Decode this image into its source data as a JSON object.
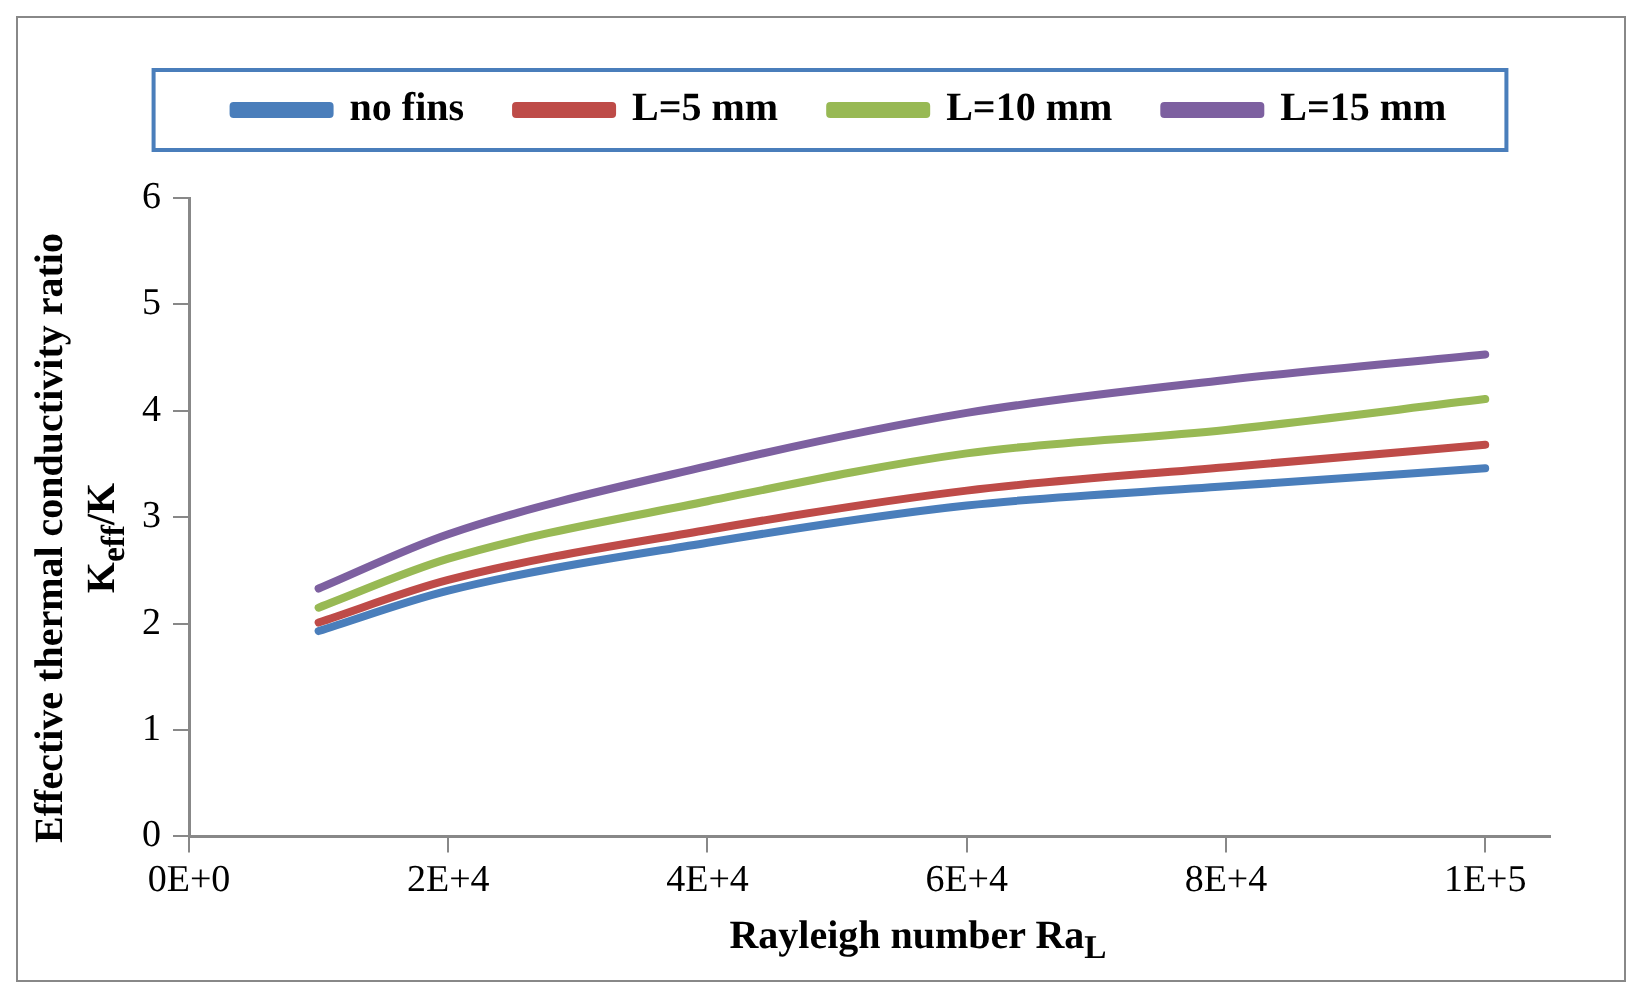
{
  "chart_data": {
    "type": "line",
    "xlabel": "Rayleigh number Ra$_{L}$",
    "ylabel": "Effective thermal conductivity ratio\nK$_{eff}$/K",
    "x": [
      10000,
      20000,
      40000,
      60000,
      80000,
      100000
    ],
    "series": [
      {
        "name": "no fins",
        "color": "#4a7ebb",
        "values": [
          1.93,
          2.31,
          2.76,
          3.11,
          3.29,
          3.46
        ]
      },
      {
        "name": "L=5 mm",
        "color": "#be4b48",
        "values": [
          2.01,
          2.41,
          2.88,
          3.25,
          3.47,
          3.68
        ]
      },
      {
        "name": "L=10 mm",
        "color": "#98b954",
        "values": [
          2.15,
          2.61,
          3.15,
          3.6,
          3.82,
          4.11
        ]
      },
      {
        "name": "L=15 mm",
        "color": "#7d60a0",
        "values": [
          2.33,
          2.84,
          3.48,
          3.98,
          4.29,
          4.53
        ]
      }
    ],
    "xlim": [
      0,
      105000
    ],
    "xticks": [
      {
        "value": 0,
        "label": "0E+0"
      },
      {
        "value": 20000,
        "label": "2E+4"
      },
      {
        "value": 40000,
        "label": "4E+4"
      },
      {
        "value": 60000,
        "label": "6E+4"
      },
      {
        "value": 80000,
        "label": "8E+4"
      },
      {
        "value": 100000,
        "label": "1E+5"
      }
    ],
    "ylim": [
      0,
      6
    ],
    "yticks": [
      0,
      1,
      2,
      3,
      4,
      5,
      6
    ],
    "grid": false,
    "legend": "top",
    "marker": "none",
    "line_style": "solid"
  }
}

-----

In the entries above, find lines with "color" and copy each.

* **EXERCISE SOLUTION**:
        "color": "#4a7ebb",
        "color": "#be4b48",
        "color": "#98b954",
        "color": "#7d60a0",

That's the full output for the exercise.